• **Written request**
Determine which lines of the records include the word "Soil", and copy them.

• **Record list**
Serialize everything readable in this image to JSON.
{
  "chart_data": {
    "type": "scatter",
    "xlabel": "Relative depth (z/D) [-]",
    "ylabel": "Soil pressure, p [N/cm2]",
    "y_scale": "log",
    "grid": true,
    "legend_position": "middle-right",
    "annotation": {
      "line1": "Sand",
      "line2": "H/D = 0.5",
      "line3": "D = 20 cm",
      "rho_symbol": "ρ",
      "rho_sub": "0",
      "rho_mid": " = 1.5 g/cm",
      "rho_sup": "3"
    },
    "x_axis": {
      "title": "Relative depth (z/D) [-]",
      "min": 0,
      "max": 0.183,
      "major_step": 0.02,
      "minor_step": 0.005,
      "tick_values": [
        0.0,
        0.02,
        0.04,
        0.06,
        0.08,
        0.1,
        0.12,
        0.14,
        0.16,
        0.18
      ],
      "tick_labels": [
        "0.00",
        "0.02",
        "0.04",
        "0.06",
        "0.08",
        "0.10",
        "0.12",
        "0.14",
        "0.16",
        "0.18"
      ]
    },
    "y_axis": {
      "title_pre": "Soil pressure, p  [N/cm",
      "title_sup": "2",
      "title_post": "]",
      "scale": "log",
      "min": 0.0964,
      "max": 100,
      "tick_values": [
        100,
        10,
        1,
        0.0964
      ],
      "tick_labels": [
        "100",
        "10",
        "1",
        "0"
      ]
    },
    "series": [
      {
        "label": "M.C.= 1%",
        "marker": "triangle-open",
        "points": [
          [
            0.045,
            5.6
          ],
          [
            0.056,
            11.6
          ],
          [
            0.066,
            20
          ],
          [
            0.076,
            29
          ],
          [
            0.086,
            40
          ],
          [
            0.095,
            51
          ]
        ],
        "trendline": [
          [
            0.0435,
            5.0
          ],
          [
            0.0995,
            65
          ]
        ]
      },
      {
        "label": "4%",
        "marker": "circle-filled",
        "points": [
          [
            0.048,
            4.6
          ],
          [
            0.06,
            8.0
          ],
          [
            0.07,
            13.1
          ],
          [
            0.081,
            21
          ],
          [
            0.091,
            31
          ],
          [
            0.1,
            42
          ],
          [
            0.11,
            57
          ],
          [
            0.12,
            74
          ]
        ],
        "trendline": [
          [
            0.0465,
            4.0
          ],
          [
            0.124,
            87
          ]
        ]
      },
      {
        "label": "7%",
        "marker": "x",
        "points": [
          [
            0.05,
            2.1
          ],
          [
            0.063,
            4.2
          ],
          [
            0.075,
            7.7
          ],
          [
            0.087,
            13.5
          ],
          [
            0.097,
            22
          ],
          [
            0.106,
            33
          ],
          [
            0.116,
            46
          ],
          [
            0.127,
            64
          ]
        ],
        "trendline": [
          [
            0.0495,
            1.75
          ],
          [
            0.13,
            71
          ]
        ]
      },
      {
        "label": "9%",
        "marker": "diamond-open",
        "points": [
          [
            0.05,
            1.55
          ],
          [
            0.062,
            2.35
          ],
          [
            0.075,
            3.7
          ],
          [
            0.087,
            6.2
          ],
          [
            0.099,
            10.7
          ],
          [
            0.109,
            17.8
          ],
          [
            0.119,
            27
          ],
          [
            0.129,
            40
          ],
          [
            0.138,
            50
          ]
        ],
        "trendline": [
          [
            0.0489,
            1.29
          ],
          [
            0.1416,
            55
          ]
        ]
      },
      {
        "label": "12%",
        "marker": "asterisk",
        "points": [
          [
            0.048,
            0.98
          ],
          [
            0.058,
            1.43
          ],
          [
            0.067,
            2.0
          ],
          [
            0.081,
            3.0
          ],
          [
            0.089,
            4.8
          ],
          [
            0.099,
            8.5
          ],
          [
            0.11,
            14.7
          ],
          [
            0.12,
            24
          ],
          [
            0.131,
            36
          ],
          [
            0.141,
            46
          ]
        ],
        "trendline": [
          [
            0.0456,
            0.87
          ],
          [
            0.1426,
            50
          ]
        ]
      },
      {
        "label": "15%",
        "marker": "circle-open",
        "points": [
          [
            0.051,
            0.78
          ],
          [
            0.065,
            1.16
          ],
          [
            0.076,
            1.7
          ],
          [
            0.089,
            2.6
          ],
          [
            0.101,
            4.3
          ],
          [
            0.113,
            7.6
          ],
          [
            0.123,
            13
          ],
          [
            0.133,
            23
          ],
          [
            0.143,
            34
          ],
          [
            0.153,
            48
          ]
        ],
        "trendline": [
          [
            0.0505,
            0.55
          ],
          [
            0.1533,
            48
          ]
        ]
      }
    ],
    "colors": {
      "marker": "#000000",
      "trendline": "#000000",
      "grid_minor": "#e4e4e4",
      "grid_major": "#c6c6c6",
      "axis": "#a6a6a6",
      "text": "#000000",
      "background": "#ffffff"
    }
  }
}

• **Output for this exercise**
    "ylabel": "Soil pressure, p [N/cm2]",
      "title_pre": "Soil pressure, p  [N/cm",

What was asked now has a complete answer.